• Working data
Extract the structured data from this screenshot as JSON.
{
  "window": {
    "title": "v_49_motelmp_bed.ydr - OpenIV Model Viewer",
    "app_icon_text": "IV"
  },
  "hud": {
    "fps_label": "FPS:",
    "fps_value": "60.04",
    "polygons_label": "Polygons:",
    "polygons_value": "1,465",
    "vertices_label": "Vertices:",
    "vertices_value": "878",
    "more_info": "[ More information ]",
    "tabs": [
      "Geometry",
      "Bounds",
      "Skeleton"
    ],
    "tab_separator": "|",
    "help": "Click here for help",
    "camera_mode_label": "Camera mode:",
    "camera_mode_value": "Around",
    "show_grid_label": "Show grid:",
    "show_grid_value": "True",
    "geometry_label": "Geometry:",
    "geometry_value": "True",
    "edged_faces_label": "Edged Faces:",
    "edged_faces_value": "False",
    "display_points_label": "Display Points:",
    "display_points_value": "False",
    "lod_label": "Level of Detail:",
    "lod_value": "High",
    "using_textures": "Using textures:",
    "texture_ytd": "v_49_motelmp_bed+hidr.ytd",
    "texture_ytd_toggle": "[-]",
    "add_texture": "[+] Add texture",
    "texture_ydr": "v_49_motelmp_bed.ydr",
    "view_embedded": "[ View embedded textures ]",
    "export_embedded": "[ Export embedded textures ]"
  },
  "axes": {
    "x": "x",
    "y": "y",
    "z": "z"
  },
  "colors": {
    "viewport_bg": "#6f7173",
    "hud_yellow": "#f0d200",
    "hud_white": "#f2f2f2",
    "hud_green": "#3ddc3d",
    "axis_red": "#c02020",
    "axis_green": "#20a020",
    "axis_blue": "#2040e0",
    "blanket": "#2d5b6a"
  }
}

• What the task requires
Write out every record, exactly as written.

• Result of the task
Extract the structured data from this screenshot as JSON.
{
  "window": {
    "title": "v_49_motelmp_bed.ydr - OpenIV Model Viewer",
    "app_icon_text": "IV"
  },
  "hud": {
    "fps_label": "FPS:",
    "fps_value": "60.04",
    "polygons_label": "Polygons:",
    "polygons_value": "1,465",
    "vertices_label": "Vertices:",
    "vertices_value": "878",
    "more_info": "[ More information ]",
    "tabs": [
      "Geometry",
      "Bounds",
      "Skeleton"
    ],
    "tab_separator": "|",
    "help": "Click here for help",
    "camera_mode_label": "Camera mode:",
    "camera_mode_value": "Around",
    "show_grid_label": "Show grid:",
    "show_grid_value": "True",
    "geometry_label": "Geometry:",
    "geometry_value": "True",
    "edged_faces_label": "Edged Faces:",
    "edged_faces_value": "False",
    "display_points_label": "Display Points:",
    "display_points_value": "False",
    "lod_label": "Level of Detail:",
    "lod_value": "High",
    "using_textures": "Using textures:",
    "texture_ytd": "v_49_motelmp_bed+hidr.ytd",
    "texture_ytd_toggle": "[-]",
    "add_texture": "[+] Add texture",
    "texture_ydr": "v_49_motelmp_bed.ydr",
    "view_embedded": "[ View embedded textures ]",
    "export_embedded": "[ Export embedded textures ]"
  },
  "axes": {
    "x": "x",
    "y": "y",
    "z": "z"
  },
  "colors": {
    "viewport_bg": "#6f7173",
    "hud_yellow": "#f0d200",
    "hud_white": "#f2f2f2",
    "hud_green": "#3ddc3d",
    "axis_red": "#c02020",
    "axis_green": "#20a020",
    "axis_blue": "#2040e0",
    "blanket": "#2d5b6a"
  }
}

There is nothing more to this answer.